From the entries that follow, pick out all lines holding "Principles".
--- Start of DATA FOR THE TASK ---
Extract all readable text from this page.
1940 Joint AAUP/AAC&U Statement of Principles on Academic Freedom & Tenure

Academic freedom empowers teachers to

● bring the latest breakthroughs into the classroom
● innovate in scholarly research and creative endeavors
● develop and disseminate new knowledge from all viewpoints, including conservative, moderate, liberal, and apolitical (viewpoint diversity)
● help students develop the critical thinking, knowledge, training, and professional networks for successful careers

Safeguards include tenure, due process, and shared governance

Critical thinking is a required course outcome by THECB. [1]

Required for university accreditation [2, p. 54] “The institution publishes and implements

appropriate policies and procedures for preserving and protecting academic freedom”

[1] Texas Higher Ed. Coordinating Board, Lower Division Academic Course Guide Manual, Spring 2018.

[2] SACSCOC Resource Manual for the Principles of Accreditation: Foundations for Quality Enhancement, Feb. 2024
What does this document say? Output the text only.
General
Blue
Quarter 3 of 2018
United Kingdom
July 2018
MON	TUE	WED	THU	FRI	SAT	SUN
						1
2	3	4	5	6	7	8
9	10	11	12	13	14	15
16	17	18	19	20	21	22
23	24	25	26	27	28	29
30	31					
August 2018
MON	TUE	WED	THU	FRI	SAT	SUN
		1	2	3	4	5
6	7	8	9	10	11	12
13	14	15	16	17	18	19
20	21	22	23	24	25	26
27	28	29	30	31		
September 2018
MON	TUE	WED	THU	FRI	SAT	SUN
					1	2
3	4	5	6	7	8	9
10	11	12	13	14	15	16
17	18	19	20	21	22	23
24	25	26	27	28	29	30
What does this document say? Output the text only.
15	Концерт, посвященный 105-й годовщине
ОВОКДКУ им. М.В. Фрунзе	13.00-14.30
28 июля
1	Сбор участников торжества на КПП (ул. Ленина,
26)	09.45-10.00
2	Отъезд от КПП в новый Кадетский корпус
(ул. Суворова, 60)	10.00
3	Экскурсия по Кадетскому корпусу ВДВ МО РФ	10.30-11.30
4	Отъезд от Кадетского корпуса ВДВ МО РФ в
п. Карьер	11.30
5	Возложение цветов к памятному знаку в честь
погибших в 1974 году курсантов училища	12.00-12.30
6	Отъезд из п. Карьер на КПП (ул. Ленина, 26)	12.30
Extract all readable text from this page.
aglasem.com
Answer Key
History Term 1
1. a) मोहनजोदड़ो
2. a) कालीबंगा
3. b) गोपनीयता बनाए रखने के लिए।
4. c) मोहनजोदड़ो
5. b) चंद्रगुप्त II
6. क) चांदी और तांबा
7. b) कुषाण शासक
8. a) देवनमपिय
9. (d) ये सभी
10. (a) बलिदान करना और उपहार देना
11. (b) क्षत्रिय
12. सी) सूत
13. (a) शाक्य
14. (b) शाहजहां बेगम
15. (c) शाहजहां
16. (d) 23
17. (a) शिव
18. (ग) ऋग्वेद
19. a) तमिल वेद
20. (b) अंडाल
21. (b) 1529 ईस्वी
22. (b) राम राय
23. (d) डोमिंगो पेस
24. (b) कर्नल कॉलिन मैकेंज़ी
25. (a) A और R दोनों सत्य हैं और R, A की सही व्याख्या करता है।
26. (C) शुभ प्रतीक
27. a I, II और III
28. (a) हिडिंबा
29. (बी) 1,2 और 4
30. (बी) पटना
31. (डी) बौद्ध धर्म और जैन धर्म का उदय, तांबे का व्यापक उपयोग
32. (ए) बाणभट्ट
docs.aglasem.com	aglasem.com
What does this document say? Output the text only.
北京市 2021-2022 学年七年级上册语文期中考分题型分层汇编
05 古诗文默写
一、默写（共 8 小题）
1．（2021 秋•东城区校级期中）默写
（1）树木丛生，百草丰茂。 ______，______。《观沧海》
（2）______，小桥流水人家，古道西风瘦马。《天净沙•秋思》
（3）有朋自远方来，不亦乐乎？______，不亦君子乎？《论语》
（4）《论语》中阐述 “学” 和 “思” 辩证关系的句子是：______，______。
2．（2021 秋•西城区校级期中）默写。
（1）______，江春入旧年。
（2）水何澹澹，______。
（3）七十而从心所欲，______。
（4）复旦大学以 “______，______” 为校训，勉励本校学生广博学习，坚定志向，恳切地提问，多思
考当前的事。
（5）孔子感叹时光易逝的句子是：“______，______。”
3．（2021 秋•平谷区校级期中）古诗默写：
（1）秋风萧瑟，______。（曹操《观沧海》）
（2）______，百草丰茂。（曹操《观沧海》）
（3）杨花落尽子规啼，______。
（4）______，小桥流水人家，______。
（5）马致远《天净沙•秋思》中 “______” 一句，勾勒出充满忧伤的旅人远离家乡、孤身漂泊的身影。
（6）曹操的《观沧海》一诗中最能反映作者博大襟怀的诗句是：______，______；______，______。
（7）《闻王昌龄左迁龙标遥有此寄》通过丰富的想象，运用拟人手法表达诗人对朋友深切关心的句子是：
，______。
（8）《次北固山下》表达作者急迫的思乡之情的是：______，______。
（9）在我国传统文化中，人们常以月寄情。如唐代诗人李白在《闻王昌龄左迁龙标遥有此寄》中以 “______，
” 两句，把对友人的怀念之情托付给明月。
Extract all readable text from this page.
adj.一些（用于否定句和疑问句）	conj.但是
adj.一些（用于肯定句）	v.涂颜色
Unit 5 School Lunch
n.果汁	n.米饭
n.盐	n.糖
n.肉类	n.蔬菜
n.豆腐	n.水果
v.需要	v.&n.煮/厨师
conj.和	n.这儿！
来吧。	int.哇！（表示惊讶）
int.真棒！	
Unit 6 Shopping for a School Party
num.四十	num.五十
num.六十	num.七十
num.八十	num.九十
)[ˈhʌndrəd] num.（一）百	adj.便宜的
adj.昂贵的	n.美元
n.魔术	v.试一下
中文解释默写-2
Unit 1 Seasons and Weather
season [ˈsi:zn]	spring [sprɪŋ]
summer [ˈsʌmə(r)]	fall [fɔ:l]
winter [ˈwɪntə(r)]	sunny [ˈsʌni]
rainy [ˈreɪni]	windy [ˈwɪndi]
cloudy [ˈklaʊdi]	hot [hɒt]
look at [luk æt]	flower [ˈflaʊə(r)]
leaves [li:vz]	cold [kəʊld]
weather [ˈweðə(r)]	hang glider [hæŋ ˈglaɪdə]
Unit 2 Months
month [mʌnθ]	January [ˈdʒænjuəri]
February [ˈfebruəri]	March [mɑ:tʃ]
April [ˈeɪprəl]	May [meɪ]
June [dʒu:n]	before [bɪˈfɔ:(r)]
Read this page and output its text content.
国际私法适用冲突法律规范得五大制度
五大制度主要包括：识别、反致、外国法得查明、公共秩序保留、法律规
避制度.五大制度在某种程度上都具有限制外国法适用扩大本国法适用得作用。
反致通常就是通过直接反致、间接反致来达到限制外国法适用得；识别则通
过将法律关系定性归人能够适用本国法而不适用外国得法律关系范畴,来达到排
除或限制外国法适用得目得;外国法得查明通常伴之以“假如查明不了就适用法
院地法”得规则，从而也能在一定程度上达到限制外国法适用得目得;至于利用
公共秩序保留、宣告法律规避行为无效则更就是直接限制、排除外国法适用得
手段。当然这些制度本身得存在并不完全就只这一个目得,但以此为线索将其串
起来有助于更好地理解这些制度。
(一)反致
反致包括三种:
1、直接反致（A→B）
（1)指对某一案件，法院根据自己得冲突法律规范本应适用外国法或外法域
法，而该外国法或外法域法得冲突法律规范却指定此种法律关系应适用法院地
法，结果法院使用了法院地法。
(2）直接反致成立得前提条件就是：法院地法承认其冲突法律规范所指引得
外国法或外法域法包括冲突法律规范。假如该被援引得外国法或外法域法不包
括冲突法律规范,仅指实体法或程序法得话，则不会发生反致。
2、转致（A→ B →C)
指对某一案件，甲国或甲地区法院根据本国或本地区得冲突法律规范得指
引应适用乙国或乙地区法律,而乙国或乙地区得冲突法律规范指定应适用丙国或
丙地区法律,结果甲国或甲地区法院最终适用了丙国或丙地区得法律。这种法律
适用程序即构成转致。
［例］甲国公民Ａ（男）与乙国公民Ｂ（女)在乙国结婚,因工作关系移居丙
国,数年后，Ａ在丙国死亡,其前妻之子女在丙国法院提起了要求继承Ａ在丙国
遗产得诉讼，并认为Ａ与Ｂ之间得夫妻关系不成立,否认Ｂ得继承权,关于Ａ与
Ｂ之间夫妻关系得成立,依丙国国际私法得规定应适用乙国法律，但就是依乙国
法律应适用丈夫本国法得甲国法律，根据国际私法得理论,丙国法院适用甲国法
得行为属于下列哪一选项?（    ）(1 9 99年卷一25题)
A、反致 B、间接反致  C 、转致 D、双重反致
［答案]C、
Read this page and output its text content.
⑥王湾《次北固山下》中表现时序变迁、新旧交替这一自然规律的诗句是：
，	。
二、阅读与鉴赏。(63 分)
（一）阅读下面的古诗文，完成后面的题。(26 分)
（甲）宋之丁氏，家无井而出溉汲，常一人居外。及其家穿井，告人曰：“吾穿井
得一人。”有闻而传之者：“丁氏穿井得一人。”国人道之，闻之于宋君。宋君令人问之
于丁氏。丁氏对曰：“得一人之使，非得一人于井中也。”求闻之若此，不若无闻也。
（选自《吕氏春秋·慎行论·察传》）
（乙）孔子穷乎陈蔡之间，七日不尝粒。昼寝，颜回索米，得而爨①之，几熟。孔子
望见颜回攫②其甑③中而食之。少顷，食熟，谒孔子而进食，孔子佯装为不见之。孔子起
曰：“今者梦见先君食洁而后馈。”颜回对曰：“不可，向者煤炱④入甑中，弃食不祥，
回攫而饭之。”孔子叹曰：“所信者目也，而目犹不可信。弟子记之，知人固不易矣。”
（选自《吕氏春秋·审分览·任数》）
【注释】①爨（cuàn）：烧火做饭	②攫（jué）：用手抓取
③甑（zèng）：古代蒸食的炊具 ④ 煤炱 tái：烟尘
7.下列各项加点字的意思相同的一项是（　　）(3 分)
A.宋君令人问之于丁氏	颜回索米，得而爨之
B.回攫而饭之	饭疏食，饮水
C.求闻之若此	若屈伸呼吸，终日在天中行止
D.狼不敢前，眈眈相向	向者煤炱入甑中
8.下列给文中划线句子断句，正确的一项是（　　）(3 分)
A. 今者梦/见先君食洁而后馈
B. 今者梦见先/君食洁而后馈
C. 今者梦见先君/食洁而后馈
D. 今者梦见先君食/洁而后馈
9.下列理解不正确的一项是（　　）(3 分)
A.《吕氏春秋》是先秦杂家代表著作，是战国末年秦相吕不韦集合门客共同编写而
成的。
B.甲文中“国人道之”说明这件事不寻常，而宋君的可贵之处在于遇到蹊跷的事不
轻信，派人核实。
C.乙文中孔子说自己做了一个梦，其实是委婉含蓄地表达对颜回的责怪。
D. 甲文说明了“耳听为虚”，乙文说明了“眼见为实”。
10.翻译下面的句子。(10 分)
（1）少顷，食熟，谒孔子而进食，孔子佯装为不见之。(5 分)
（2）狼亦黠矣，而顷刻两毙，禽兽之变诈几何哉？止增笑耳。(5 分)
--- End of DATA FOR THE TASK ---
» **ANSWER FOR THE TASK**:
1940 Joint AAUP/AAC&U Statement of Principles on Academic Freedom & Tenure
[2] SACSCOC Resource Manual for the Principles of Accreditation: Foundations for Quality Enhancement, Feb. 2024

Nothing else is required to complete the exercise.